╭─ TEXT PROVIDED
Updated: Jul 21, 2022
If you’re not living under a rock in the ocean, you are probably hearing the media screaming at you that interest rates are rising and the Canadian housing market is going to crash. In fact, the Bank of Canada just raised their overnight lending rate by 0.5% to a grand total of 1% last week. If you can keep your head about you while everyone around you is losing theirs, there is still money to be made in this market. Like every investment, I look to the long term. I don’t have a crystal ball, and I can’t tell you what the average sold price will be in 6 months or a year, or even what the trend will be. What I can do is look at the data and make an educated guess that by 2032, housing in Canada will be higher than it is today. Let’s not forget that even if markets stay flat, you are (hopefully) getting cash flow and mortgage pay down on your investment, no matter what the price does. So what can we do to protect ourselves against rising interest rates in the short term?
Pay down high interest debt. - Pay off credit cards and high interest loans. This is good to do in the best of times.
Lock in your interest rates - This one is entirely up to you. Locked in or fixed rates are higher than variable rates by a few percentage points. If you can’t sleep at night because you are worried about what the next rate decision is going to be, it is worth it to lock in your rate to take the worry out of your life. Historically, variable rate mortgages tend to do better over the long run than fixed rate mortgages, but peace of mind is worth a few percentage points. Some banks (like TD) don’t adjust the payment amount on your mortgage when rates rise. Other banks (like Scotiabank) do. Something to keep in mind.
╰─
■ **WHAT YOU WILL DO**:
1 - According to the post on rising interest rates, by how much did the Bank of Canada raise its overnight lending rate, and what total did it reach?
2 - Write the next part of the post on rising interest rates and the Canadian housing market, starting after its last sentence.
The listing that follows has no connection to the post on rising interest rates.
╭─ SUPPLIED INFORMATION
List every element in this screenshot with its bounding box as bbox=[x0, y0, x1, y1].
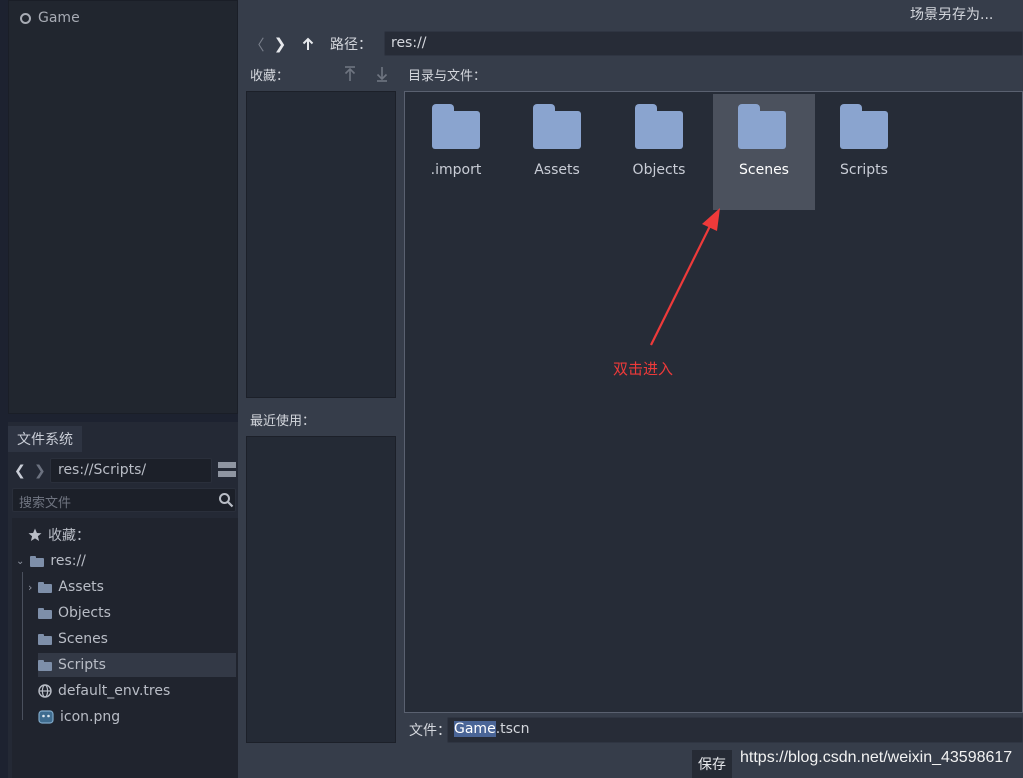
╰─
■ **RESULTS OF THE EXERCISE**:
1 - It rose by 0.5%, to a total of 1%.

2 -
Own Cash Flowing Real Estate - When rates rise, people want to pay less for housing. They are payment shopping, not house shopping. The question always has been, how much house can I get for “x” payment? If you own rental properties and are banking on appreciation, what happens when prices fall? You now have a liability, not an asset. The goal has always been to have an asset that provides value to my life. Cash flow at the end of the month helps to weather repairs and maintenance, and interest rate hikes.
Sell Under performing assets - If you find yourself owning a property that has become a liability rather than an asset, sell it. Especially if you think you might need the money in the next 12 months. Or find a way to turn your under performing investments around. Can you adjust your strategy and turn it into an Airbnb? Can you raise rents on turnover? Provide value add services such as storage or coin laundry? If the property is affecting your lifestyle, then you know it is time to move on.
Plan for mortgage renewals - If your mortgage is renewing shortly or in the next few years, look at your situation and evaluate what the change is going to potentially be and look to see if that stills fits your plans. If an increase in interest rates upon renewal will make your payments unaffordable, maybe you can re mortgage now for a new 5 year term, finance your higher payments through another property, increase your payment now voluntarily to see how it goes or perhaps it is time to sell. The point is, don’t let a renewal and higher payment catch you by surprise. Plan for it and expect it.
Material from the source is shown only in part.